*Stated task*: Scan the data beneath this task and copy each line that includes "középső".
----- Stored data
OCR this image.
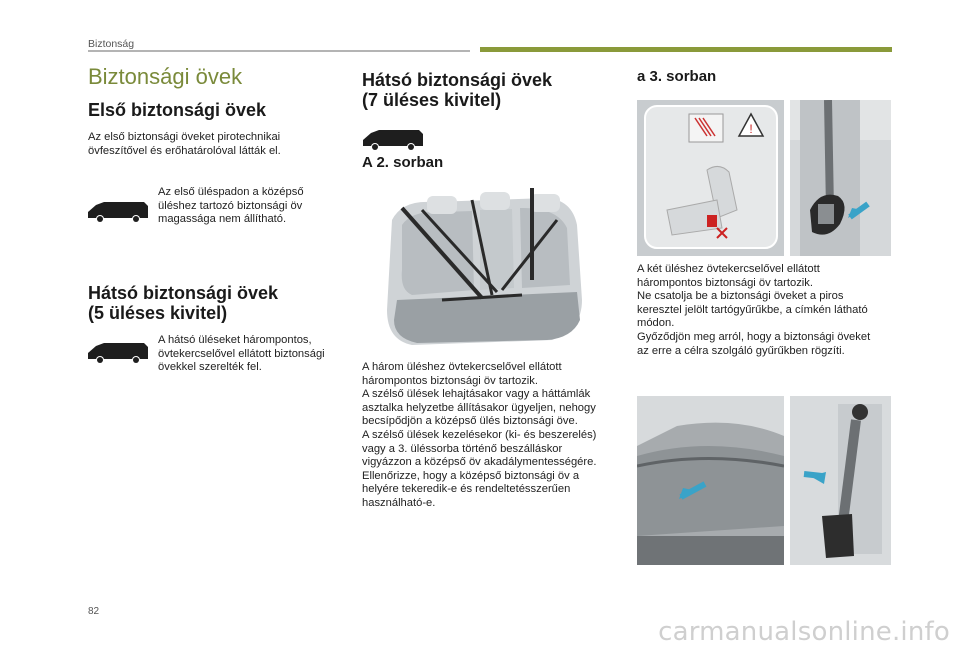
Biztonság
Biztonsági övek
Első biztonsági övek
Az első biztonsági öveket pirotechnikai
övfeszítővel és erőhatárolóval látták el.
Az első üléspadon a középső
üléshez tartozó biztonsági öv
magassága nem állítható.
Hátsó biztonsági övek
(5 üléses kivitel)
A hátsó üléseket hárompontos,
övtekercselővel ellátott biztonsági
övekkel szerelték fel.
Hátsó biztonsági övek
(7 üléses kivitel)
A 2. sorban
A három üléshez övtekercselővel ellátott
hárompontos biztonsági öv tartozik.
A szélső ülések lehajtásakor vagy a háttámlák
asztalka helyzetbe állításakor ügyeljen, nehogy
becsípődjön a középső ülés biztonsági öve.
A szélső ülések kezelésekor (ki- és beszerelés)
vagy a 3. üléssorba történő beszálláskor
vigyázzon a középső öv akadálymentességére.
Ellenőrizze, hogy a középső biztonsági öv a
helyére tekeredik-e és rendeltetésszerűen
használható-e.
a 3. sorban
!
A két üléshez övtekercselővel ellátott
hárompontos biztonsági öv tartozik.
Ne csatolja be a biztonsági öveket a piros
keresztel jelölt tartógyűrűkbe, a címkén látható
módon.
Győződjön meg arról, hogy a biztonsági öveket
az erre a célra szolgáló gyűrűkben rögzíti.
82
carmanualsonline.info
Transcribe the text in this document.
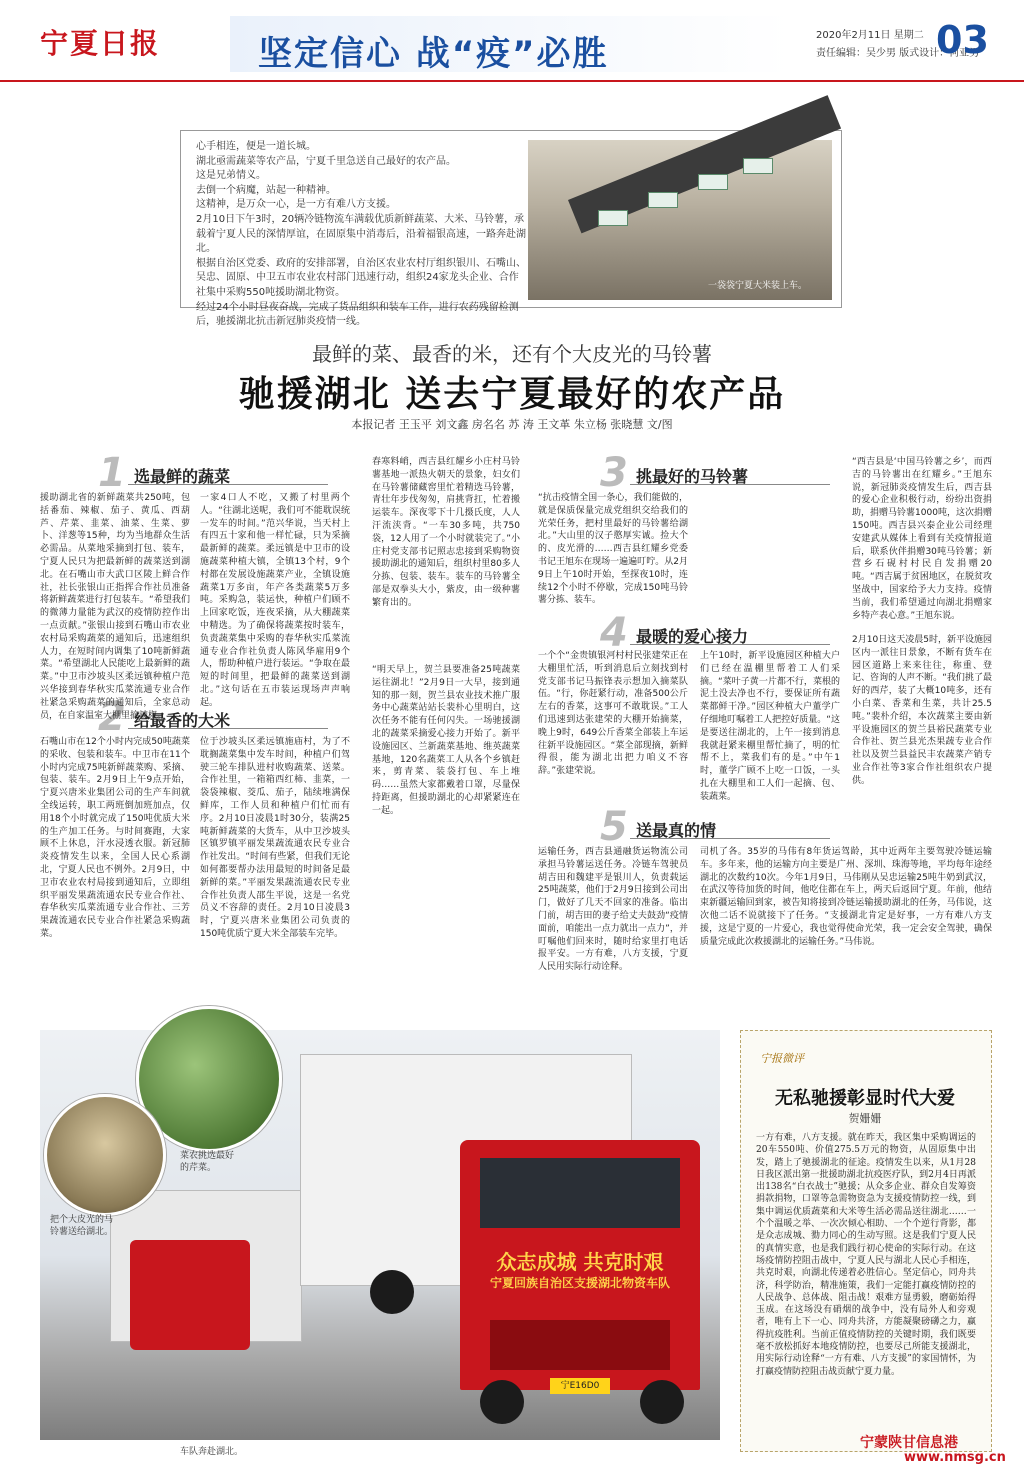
宁夏日报	坚定信心 战“疫”必胜	2020年2月11日 星期二
责任编辑：吴少男 版式设计：何亚男
03
心手相连，便是一道长城。
湖北亟需蔬菜等农产品，宁夏千里急送自己最好的农产品。
这是兄弟情义。
去倒一个病魔，站起一种精神。
这精神，是万众一心，是一方有难八方支援。
2月10日下午3时，20辆冷链物流车满载优质新鲜蔬菜、大米、马铃薯，承载着宁夏人民的深情厚谊，在固原集中消毒后，沿着福银高速，一路奔赴湖北。
根据自治区党委、政府的安排部署，自治区农业农村厅组织银川、石嘴山、吴忠、固原、中卫五市农业农村部门迅速行动，组织24家龙头企业、合作社集中采购550吨援助湖北物资。
经过24个小时昼夜奋战，完成了货品组织和装车工作，进行农药残留检测后，驰援湖北抗击新冠肺炎疫情一线。
一袋袋宁夏大米装上车。
最鲜的菜、最香的米，还有个大皮光的马铃薯
驰援湖北 送去宁夏最好的农产品
本报记者 王玉平 刘文鑫 房名名 苏 涛 王文革 朱立杨 张晓慧 文/图
1 选最鲜的蔬菜
2 给最香的大米
3 挑最好的马铃薯
4 最暖的爱心接力
5 送最真的情
援助湖北省的新鲜蔬菜共250吨，包括番茄、辣椒、茄子、黄瓜、西葫芦、芹菜、韭菜、油菜、生菜、萝卜、洋葱等15种，均为当地群众生活必需品。从菜地采摘到打包、装车，宁夏人民只为把最新鲜的蔬菜送到湖北。在石嘴山市大武口区陵上鲜合作社，社长张银山正指挥合作社员准备将新鲜蔬菜进行打包装车。“希望我们的微薄力量能为武汉的疫情防控作出一点贡献。”张银山接到石嘴山市农业农村局采购蔬菜的通知后，迅速组织人力，在短时间内调集了10吨新鲜蔬菜。“希望湖北人民能吃上最新鲜的蔬菜。”中卫市沙坡头区柔远镇种植户范兴华接到春华秋实瓜菜流通专业合作社紧急采购蔬菜的通知后，全家总动员，在自家温室大棚里摘辣椒。
一家4口人不吃，又搬了村里两个人。“往湖北送呢，我们可不能耽误统一发车的时间。”范兴华说，当天村上有四五十家和他一样忙碌，只为采摘最新鲜的蔬菜。柔远镇是中卫市的设施蔬菜种植大镇，全镇13个村，9个村都在发展设施蔬菜产业，全镇设施蔬菜1万多亩，年产各类蔬菜5万多吨。采购急，装运快，种植户们顾不上回家吃饭，连夜采摘，从大棚蔬菜中精选。为了确保将蔬菜按时装车，负责蔬菜集中采购的春华秋实瓜菜流通专业合作社负责人陈风华雇用9个人，帮助种植户进行装运。“争取在最短的时间里，把最鲜的蔬菜送到湖北。”这句话在五市装运现场声声响起。
春寒料峭，西吉县红耀乡小庄村马铃薯基地一派热火朝天的景象，妇女们在马铃薯储藏窖里忙着精选马铃薯，青壮年步伐匆匆，肩挑背扛，忙着搬运装车。深夜零下十几摄氏度，人人汗流浃背。“一车30多吨，共750袋，12人用了一个小时就装完了。”小庄村党支部书记照志忠接到采购物资援助湖北的通知后，组织村里80多人分拣、包装、装车。装车的马铃薯全部是双拳头大小，紫皮，由一级种薯繁育出的。
石嘴山市在12个小时内完成50吨蔬菜的采收、包装和装车。中卫市在11个小时内完成75吨新鲜蔬菜购、采摘、包装、装车。2月9日上午9点开始，宁夏兴唐米业集团公司的生产车间就全线运转，职工两班倒加班加点，仅用18个小时就完成了150吨优质大米的生产加工任务。与时间赛跑，大家顾不上休息，汗水浸透衣服。新冠肺炎疫情发生以来，全国人民心系湖北，宁夏人民也不例外。2月9日，中卫市农业农村局接到通知后，立即组织平丽发果蔬流通农民专业合作社、春华秋实瓜菜流通专业合作社、三芳果蔬流通农民专业合作社紧急采购蔬菜。
位于沙坡头区柔远镇施庙村，为了不耽搁蔬菜集中发车时间，种植户们驾驶三轮车排队进村收购蔬菜、送菜。合作社里，一箱箱西红柿、韭菜，一袋袋辣椒、茭瓜、茄子，陆续堆满保鲜库，工作人员和种植户们忙而有序。2月10日凌晨1时30分，装满25吨新鲜蔬菜的大货车，从中卫沙坡头区镇罗镇平丽发果蔬流通农民专业合作社发出。“时间有些紧，但我们无论如何都要帮办法用最短的时间备足最新鲜的菜。”平丽发果蔬流通农民专业合作社负责人邵生平说，这是一名党员义不容辞的责任。2月10日凌晨3时，宁夏兴唐米业集团公司负责的150吨优质宁夏大米全部装车完毕。
“明天早上，贺兰县要准备25吨蔬菜运往湖北！”2月9日一大早，接到通知的那一刻，贺兰县农业技术推广服务中心蔬菜站站长裴朴心里明白，这次任务不能有任何闪失。一场驰援湖北的蔬菜采摘爱心接力开始了。新平设施园区、兰新蔬菜基地、维英蔬菜基地，120名蔬菜工人从各个乡镇赶来，剪青菜、装袋打包、车上堆码……虽然大家都戴着口罩，尽量保持距离，但援助湖北的心却紧紧连在一起。
“抗击疫情全国一条心，我们能做的，就是保质保量完成党组织交给我们的光荣任务，把村里最好的马铃薯给湖北。”大山里的汉子憨厚实诚。捡大个的、皮光滑的……西吉县红耀乡党委书记王旭东在现场一遍遍叮咛。从2月9日上午10时开始，至探夜10时，连续12个小时不停歇，完成150吨马铃薯分拣、装车。
一个个“金贵镇银河村村民张建荣正在大棚里忙活，听到消息后立刻找到村党支部书记马振锋表示想加入摘菜队伍。“行，你赶紧行动，准备500公斤左右的香菜，这事可不敢耽误。”工人们迅速到达张建荣的大棚开始摘菜，晚上9时，649公斤香菜全部装上车运往新平设施园区。“菜全部现摘，新鲜得很，能为湖北出把力咱义不容辞。”张建荣说。
上午10时，新平设施园区种植大户们已经在温棚里帮着工人们采摘。“菜叶子黄一片都不行，菜根的泥土没去净也不行，要保证所有蔬菜都鲜干净。”园区种植大户董学广仔细地叮嘱着工人把控好质量。“这是要送往湖北的，上午一接到消息我就赶紧来棚里帮忙摘了，明的忙帮不上，菜我们有的是。”中午1时，董学广顾不上吃一口饭，一头扎在大棚里和工人们一起摘、包、装蔬菜。
运输任务，西吉县通融货运物流公司承担马铃薯运送任务。冷链车驾驶员胡吉田和魏建平是银川人，负责载运25吨蔬菜，他们于2月9日接到公司出门，做好了几天不回家的准备。临出门前，胡吉田的妻子给丈夫鼓劲“疫情面前，咱能出一点力就出一点力”，并叮嘱他们回来时，随时给家里打电话报平安。一方有难，八方支援，宁夏人民用实际行动诠释。
“西吉县是‘中国马铃薯之乡’，而西吉的马铃薯出在红耀乡。”王旭东说，新冠肺炎疫情发生后，西吉县的爱心企业积极行动，纷纷出资捐助，捐赠马铃薯1000吨，这次捐赠150吨。西吉县兴泰企业公司经理安建武从媒体上看到有关疫情报道后，联系伙伴捐赠30吨马铃薯；新营乡石砚村村民自发捐赠20吨。“西吉属于贫困地区，在脱贫攻坚战中，国家给予大力支持。疫情当前，我们希望通过向湖北捐赠家乡特产表心意。”王旭东说。
2月10日这天凌晨5时，新平设施园区内一派往日景象，不断有货车在园区道路上来来往往，称重、登记、咨询的人声不断。“我们挑了最好的西芹，装了大概10吨多，还有小白菜、香菜和生菜，共计25.5吨。”裴朴介绍，本次蔬菜主要由新平设施园区的贺兰县裕民蔬菜专业合作社、贺兰县光杰果蔬专业合作社以及贺兰县益民丰农蔬菜产销专业合作社等3家合作社组织农户提供。
司机了各。35岁的马伟有8年货运驾龄，其中近两年主要驾驶冷链运输车。多年来，他的运输方向主要是广州、深圳、珠海等地，平均每年途经湖北的次数约10次。今年1月9日，马伟刚从吴忠运输25吨牛奶到武汉，在武汉等待加货的时间，他吃住都在车上，两天后返回宁夏。年前，他结束新疆运输回到家，被告知将接到冷链运输援助湖北的任务，马伟说，这次他二话不说就接下了任务。“支援湖北肯定是好事，一方有难八方支援，这是宁夏的一片爱心，我也觉得使命光荣，我一定会安全驾驶，确保质量完成此次救援湖北的运输任务。”马伟说。
众志成城 共克时艰
宁夏回族自治区支援湖北物资车队
宁E16D0
菜农挑选最好的芹菜。
把个大皮光的马铃薯送给湖北。
车队奔赴湖北。
宁报微评
无私驰援彰显时代大爱
贺姗姗
一方有难，八方支援。就在昨天，我区集中采购调运的20车550吨、价值275.5万元的物资，从固原集中出发，踏上了驰援湖北的征途。疫情发生以来，从1月28日我区派出第一批援助湖北抗疫医疗队，到2月4日再派出138名“白衣战士”驰援；从众多企业、群众自发筹资捐款捐物，口罩等急需物资急为支援疫情防控一线，到集中调运优质蔬菜和大米等生活必需品送往湖北……一个个温暖之举、一次次倾心相助、一个个逆行背影，都是众志成城、勠力同心的生动写照。这是我们宁夏人民的真情实意，也是我们践行初心使命的实际行动。在这场疫情防控阻击战中，宁夏人民与湖北人民心手相连，共克时艰，向湖北传递着必胜信心。坚定信心，同舟共济，科学防治，精准施策，我们一定能打赢疫情防控的人民战争、总体战、阻击战！艰难方显勇毅，磨砺始得玉成。在这场没有硝烟的战争中，没有局外人和旁观者，唯有上下一心、同舟共济，方能凝聚磅礴之力，赢得抗疫胜利。当前正值疫情防控的关键时期，我们既要毫不放松抓好本地疫情防控，也要尽己所能支援湖北，用实际行动诠释“一方有难、八方支援”的家国情怀，为打赢疫情防控阻击战贡献宁夏力量。
宁蒙陕甘信息港
www.nmsg.cn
----------
*Task result*:
Az első üléspadon a középső
becsípődjön a középső ülés biztonsági öve.
vigyázzon a középső öv akadálymentességére.
Ellenőrizze, hogy a középső biztonsági öv a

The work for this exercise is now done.